[Problem to solve] Gather each line of the entries below that includes "with".

>> BEGIN Exercise data

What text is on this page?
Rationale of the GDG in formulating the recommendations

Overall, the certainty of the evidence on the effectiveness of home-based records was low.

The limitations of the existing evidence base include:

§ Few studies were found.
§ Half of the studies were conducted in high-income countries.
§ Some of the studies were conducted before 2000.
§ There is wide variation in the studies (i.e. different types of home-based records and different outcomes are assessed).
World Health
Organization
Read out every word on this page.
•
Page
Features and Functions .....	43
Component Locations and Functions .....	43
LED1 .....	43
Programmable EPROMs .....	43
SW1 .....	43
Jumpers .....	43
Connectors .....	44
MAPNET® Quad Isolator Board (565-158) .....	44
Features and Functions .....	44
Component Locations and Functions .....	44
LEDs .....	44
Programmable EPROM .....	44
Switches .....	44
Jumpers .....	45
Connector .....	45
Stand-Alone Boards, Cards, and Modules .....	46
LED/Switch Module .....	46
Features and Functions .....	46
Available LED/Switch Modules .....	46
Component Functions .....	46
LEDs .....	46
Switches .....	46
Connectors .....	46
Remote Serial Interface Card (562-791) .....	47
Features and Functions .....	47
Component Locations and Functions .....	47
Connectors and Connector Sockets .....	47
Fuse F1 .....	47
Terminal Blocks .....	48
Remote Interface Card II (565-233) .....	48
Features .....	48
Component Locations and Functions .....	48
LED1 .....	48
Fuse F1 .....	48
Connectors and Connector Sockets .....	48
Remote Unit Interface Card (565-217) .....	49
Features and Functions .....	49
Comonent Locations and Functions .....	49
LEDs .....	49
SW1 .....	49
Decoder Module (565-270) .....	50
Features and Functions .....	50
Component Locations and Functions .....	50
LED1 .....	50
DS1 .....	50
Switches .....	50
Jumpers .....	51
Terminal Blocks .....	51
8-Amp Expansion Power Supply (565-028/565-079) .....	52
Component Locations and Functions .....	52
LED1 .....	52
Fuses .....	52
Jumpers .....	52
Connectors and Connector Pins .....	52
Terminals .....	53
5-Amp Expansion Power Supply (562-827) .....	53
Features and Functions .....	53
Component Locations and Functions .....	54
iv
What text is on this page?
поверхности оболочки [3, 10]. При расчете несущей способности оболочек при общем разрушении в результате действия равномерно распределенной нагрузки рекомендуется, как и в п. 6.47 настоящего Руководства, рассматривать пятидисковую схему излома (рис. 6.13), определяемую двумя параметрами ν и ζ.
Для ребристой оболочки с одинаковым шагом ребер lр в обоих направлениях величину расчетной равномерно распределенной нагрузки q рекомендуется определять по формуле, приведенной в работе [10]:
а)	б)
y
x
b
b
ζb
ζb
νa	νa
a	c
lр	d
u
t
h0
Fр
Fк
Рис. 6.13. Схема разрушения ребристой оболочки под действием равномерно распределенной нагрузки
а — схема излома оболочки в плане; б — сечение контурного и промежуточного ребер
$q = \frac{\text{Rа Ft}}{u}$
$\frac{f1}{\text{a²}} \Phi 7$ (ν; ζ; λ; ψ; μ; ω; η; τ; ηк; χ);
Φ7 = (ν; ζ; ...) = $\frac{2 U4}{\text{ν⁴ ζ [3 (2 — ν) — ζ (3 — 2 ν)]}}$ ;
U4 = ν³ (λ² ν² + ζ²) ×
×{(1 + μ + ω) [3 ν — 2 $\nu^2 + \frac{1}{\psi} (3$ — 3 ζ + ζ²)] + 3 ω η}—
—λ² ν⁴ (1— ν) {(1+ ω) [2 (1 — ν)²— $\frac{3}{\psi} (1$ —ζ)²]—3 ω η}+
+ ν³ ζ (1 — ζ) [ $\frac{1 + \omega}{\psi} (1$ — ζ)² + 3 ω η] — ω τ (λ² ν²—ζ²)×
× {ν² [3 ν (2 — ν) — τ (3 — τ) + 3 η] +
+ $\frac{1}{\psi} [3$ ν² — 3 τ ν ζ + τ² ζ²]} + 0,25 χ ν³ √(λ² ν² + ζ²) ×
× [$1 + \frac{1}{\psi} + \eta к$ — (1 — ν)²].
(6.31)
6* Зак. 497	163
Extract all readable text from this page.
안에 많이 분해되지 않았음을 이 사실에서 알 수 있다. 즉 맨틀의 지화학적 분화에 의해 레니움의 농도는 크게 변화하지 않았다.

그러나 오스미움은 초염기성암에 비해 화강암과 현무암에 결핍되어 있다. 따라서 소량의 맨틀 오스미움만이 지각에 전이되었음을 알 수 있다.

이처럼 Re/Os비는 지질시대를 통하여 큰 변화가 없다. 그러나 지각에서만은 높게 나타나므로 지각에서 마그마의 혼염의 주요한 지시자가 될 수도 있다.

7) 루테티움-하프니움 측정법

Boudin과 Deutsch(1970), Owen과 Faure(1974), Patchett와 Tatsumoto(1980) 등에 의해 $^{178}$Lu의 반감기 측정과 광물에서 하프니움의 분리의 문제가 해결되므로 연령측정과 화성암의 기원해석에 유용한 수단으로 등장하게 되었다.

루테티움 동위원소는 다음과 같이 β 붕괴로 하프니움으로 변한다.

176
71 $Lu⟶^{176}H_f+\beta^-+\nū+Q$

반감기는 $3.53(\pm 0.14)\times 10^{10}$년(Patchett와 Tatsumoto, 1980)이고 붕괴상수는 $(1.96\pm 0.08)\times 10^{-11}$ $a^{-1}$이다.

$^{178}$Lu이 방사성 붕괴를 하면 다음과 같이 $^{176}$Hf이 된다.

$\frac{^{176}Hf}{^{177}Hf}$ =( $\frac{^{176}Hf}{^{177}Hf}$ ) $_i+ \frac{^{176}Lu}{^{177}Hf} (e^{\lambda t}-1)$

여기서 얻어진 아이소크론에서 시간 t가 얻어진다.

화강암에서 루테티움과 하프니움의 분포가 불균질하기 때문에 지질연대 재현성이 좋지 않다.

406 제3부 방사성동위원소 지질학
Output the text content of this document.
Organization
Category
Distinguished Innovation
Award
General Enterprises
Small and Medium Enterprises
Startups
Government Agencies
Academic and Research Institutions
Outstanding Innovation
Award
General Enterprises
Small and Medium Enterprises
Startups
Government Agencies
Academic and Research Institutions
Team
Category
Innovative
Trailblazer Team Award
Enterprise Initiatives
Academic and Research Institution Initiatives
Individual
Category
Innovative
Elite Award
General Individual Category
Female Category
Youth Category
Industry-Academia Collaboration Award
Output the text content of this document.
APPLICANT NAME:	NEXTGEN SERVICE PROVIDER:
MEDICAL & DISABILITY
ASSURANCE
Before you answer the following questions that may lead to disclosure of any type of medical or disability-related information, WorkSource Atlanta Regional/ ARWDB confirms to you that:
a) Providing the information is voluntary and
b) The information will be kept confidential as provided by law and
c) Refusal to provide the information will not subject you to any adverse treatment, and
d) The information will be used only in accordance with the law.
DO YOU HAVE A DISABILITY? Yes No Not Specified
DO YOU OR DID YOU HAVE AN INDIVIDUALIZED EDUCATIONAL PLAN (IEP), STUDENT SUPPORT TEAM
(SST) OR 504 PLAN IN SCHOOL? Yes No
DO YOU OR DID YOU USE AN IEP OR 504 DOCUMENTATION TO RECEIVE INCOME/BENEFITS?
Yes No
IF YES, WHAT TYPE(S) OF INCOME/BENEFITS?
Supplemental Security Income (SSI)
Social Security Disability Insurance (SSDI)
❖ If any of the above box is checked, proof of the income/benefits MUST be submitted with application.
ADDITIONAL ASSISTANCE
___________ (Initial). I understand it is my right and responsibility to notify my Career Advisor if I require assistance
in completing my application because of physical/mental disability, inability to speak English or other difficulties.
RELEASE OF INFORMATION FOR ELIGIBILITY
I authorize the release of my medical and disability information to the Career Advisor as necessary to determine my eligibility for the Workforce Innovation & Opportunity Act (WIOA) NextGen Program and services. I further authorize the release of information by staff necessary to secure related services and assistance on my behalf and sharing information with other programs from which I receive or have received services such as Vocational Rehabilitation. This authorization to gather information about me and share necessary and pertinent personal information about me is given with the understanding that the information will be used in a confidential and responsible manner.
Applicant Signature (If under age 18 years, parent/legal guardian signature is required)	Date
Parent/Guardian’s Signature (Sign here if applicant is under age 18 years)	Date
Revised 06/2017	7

>> END Exercise data

[Full answer]
d) The information will be used only in accordance with the law.
❖ If any of the above box is checked, proof of the income/benefits MUST be submitted with application.
I authorize the release of my medical and disability information to the Career Advisor as necessary to determine my eligibility for the Workforce Innovation & Opportunity Act (WIOA) NextGen Program and services. I further authorize the release of information by staff necessary to secure related services and assistance on my behalf and sharing information with other programs from which I receive or have received services such as Vocational Rehabilitation. This authorization to gather information about me and share necessary and pertinent personal information about me is given with the understanding that the information will be used in a confidential and responsible manner.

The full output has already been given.